### RECORDS PROVIDED
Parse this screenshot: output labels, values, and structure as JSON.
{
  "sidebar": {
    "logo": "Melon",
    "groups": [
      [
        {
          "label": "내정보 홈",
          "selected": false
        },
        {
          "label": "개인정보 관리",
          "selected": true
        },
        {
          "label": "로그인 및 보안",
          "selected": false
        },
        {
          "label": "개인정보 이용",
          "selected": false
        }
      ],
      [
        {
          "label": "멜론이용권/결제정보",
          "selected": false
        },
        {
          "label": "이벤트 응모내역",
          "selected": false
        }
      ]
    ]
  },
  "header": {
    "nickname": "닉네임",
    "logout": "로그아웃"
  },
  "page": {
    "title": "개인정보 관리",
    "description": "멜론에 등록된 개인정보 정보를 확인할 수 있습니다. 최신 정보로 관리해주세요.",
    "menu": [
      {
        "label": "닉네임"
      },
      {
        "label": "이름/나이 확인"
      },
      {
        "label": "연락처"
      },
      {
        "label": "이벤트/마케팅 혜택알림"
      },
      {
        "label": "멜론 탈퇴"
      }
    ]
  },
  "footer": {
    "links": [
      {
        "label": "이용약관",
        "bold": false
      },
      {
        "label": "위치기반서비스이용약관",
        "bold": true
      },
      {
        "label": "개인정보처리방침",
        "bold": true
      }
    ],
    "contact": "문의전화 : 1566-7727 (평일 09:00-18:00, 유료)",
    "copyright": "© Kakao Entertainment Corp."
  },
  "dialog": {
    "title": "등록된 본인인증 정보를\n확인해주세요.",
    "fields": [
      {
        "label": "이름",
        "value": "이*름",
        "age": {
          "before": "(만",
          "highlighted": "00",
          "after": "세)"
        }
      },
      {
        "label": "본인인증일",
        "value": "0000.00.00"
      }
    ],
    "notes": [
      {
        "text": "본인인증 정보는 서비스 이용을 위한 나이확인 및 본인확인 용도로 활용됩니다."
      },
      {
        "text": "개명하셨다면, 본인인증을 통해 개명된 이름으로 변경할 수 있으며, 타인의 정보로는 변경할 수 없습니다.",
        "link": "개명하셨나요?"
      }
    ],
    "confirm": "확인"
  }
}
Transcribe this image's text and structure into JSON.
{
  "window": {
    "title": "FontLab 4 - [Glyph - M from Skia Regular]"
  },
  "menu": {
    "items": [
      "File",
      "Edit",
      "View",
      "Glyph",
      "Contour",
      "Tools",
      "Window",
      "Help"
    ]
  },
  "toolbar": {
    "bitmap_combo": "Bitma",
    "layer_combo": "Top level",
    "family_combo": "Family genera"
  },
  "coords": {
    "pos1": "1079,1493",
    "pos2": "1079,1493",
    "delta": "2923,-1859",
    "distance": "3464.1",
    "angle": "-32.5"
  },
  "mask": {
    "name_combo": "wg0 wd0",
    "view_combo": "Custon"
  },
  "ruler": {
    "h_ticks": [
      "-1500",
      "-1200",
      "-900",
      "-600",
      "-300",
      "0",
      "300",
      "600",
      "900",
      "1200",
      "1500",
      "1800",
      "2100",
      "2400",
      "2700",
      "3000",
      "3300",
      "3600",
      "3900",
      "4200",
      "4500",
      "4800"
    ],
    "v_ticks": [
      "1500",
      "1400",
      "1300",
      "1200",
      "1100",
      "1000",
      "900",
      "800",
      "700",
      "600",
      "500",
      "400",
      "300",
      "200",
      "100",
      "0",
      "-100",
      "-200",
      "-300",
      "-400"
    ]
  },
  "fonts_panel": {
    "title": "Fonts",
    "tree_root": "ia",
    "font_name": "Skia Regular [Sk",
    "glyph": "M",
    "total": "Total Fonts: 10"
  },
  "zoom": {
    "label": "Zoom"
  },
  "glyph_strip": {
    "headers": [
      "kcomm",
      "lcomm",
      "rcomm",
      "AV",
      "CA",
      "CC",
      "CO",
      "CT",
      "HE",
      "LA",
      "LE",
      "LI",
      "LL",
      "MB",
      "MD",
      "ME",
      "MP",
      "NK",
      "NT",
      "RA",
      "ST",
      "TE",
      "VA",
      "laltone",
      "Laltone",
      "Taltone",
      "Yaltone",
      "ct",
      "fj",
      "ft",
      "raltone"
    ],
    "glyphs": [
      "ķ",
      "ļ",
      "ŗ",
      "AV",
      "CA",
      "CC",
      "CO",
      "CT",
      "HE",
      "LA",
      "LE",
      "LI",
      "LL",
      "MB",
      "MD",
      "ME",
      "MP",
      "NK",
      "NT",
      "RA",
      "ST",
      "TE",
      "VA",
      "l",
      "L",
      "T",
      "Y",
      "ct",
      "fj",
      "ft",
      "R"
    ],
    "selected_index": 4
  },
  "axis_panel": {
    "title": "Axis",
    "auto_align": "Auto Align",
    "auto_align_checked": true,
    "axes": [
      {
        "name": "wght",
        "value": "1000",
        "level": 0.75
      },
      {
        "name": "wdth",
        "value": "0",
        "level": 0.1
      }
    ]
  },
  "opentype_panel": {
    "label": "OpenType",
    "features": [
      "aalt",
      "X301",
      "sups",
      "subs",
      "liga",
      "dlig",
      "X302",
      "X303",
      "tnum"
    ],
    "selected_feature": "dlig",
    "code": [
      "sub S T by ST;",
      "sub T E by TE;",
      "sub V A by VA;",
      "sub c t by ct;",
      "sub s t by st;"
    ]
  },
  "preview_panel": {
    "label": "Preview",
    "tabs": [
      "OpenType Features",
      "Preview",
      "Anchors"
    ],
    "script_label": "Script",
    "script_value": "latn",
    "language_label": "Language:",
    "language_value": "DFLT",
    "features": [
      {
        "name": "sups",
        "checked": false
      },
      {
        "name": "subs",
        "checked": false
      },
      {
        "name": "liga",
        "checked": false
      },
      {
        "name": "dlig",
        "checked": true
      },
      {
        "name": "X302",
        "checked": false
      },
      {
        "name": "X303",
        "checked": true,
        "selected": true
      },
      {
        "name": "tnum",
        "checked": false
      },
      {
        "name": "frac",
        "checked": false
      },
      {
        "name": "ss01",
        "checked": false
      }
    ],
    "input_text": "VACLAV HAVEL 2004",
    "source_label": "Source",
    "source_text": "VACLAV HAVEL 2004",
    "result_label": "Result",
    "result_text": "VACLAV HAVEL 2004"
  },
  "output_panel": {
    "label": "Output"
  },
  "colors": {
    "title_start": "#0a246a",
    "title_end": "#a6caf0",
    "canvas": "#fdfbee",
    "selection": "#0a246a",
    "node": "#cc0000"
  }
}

### WHAT THE TASK REQUIRES
Copy out the material word for word and line for line.

### RESPONSE TO THIS EXERCISE
Parse this screenshot: output labels, values, and structure as JSON.
{
  "sidebar": {
    "logo": "Melon",
    "groups": [
      [
        {
          "label": "내정보 홈",
          "selected": false
        },
        {
          "label": "개인정보 관리",
          "selected": true
        },
        {
          "label": "로그인 및 보안",
          "selected": false
        },
        {
          "label": "개인정보 이용",
          "selected": false
        }
      ],
      [
        {
          "label": "멜론이용권/결제정보",
          "selected": false
        },
        {
          "label": "이벤트 응모내역",
          "selected": false
        }
      ]
    ]
  },
  "header": {
    "nickname": "닉네임",
    "logout": "로그아웃"
  },
  "page": {
    "title": "개인정보 관리",
    "description": "멜론에 등록된 개인정보 정보를 확인할 수 있습니다. 최신 정보로 관리해주세요.",
    "menu": [
      {
        "label": "닉네임"
      },
      {
        "label": "이름/나이 확인"
      },
      {
        "label": "연락처"
      },
      {
        "label": "이벤트/마케팅 혜택알림"
      },
      {
        "label": "멜론 탈퇴"
      }
    ]
  },
  "footer": {
    "links": [
      {
        "label": "이용약관",
        "bold": false
      },
      {
        "label": "위치기반서비스이용약관",
        "bold": true
      },
      {
        "label": "개인정보처리방침",
        "bold": true
      }
    ],
    "contact": "문의전화 : 1566-7727 (평일 09:00-18:00, 유료)",
    "copyright": "© Kakao Entertainment Corp."
  },
  "dialog": {
    "title": "등록된 본인인증 정보를\n확인해주세요.",
    "fields": [
      {
        "label": "이름",
        "value": "이*름",
        "age": {
          "before": "(만",
          "highlighted": "00",
          "after": "세)"
        }
      },
      {
        "label": "본인인증일",
        "value": "0000.00.00"
      }
    ],
    "notes": [
      {
        "text": "본인인증 정보는 서비스 이용을 위한 나이확인 및 본인확인 용도로 활용됩니다."
      },
      {
        "text": "개명하셨다면, 본인인증을 통해 개명된 이름으로 변경할 수 있으며, 타인의 정보로는 변경할 수 없습니다.",
        "link": "개명하셨나요?"
      }
    ],
    "confirm": "확인"
  }
}
Transcribe this image's text and structure into JSON.
{
  "window": {
    "title": "FontLab 4 - [Glyph - M from Skia Regular]"
  },
  "menu": {
    "items": [
      "File",
      "Edit",
      "View",
      "Glyph",
      "Contour",
      "Tools",
      "Window",
      "Help"
    ]
  },
  "toolbar": {
    "bitmap_combo": "Bitma",
    "layer_combo": "Top level",
    "family_combo": "Family genera"
  },
  "coords": {
    "pos1": "1079,1493",
    "pos2": "1079,1493",
    "delta": "2923,-1859",
    "distance": "3464.1",
    "angle": "-32.5"
  },
  "mask": {
    "name_combo": "wg0 wd0",
    "view_combo": "Custon"
  },
  "ruler": {
    "h_ticks": [
      "-1500",
      "-1200",
      "-900",
      "-600",
      "-300",
      "0",
      "300",
      "600",
      "900",
      "1200",
      "1500",
      "1800",
      "2100",
      "2400",
      "2700",
      "3000",
      "3300",
      "3600",
      "3900",
      "4200",
      "4500",
      "4800"
    ],
    "v_ticks": [
      "1500",
      "1400",
      "1300",
      "1200",
      "1100",
      "1000",
      "900",
      "800",
      "700",
      "600",
      "500",
      "400",
      "300",
      "200",
      "100",
      "0",
      "-100",
      "-200",
      "-300",
      "-400"
    ]
  },
  "fonts_panel": {
    "title": "Fonts",
    "tree_root": "ia",
    "font_name": "Skia Regular [Sk",
    "glyph": "M",
    "total": "Total Fonts: 10"
  },
  "zoom": {
    "label": "Zoom"
  },
  "glyph_strip": {
    "headers": [
      "kcomm",
      "lcomm",
      "rcomm",
      "AV",
      "CA",
      "CC",
      "CO",
      "CT",
      "HE",
      "LA",
      "LE",
      "LI",
      "LL",
      "MB",
      "MD",
      "ME",
      "MP",
      "NK",
      "NT",
      "RA",
      "ST",
      "TE",
      "VA",
      "laltone",
      "Laltone",
      "Taltone",
      "Yaltone",
      "ct",
      "fj",
      "ft",
      "raltone"
    ],
    "glyphs": [
      "ķ",
      "ļ",
      "ŗ",
      "AV",
      "CA",
      "CC",
      "CO",
      "CT",
      "HE",
      "LA",
      "LE",
      "LI",
      "LL",
      "MB",
      "MD",
      "ME",
      "MP",
      "NK",
      "NT",
      "RA",
      "ST",
      "TE",
      "VA",
      "l",
      "L",
      "T",
      "Y",
      "ct",
      "fj",
      "ft",
      "R"
    ],
    "selected_index": 4
  },
  "axis_panel": {
    "title": "Axis",
    "auto_align": "Auto Align",
    "auto_align_checked": true,
    "axes": [
      {
        "name": "wght",
        "value": "1000",
        "level": 0.75
      },
      {
        "name": "wdth",
        "value": "0",
        "level": 0.1
      }
    ]
  },
  "opentype_panel": {
    "label": "OpenType",
    "features": [
      "aalt",
      "X301",
      "sups",
      "subs",
      "liga",
      "dlig",
      "X302",
      "X303",
      "tnum"
    ],
    "selected_feature": "dlig",
    "code": [
      "sub S T by ST;",
      "sub T E by TE;",
      "sub V A by VA;",
      "sub c t by ct;",
      "sub s t by st;"
    ]
  },
  "preview_panel": {
    "label": "Preview",
    "tabs": [
      "OpenType Features",
      "Preview",
      "Anchors"
    ],
    "script_label": "Script",
    "script_value": "latn",
    "language_label": "Language:",
    "language_value": "DFLT",
    "features": [
      {
        "name": "sups",
        "checked": false
      },
      {
        "name": "subs",
        "checked": false
      },
      {
        "name": "liga",
        "checked": false
      },
      {
        "name": "dlig",
        "checked": true
      },
      {
        "name": "X302",
        "checked": false
      },
      {
        "name": "X303",
        "checked": true,
        "selected": true
      },
      {
        "name": "tnum",
        "checked": false
      },
      {
        "name": "frac",
        "checked": false
      },
      {
        "name": "ss01",
        "checked": false
      }
    ],
    "input_text": "VACLAV HAVEL 2004",
    "source_label": "Source",
    "source_text": "VACLAV HAVEL 2004",
    "result_label": "Result",
    "result_text": "VACLAV HAVEL 2004"
  },
  "output_panel": {
    "label": "Output"
  },
  "colors": {
    "title_start": "#0a246a",
    "title_end": "#a6caf0",
    "canvas": "#fdfbee",
    "selection": "#0a246a",
    "node": "#cc0000"
  }
}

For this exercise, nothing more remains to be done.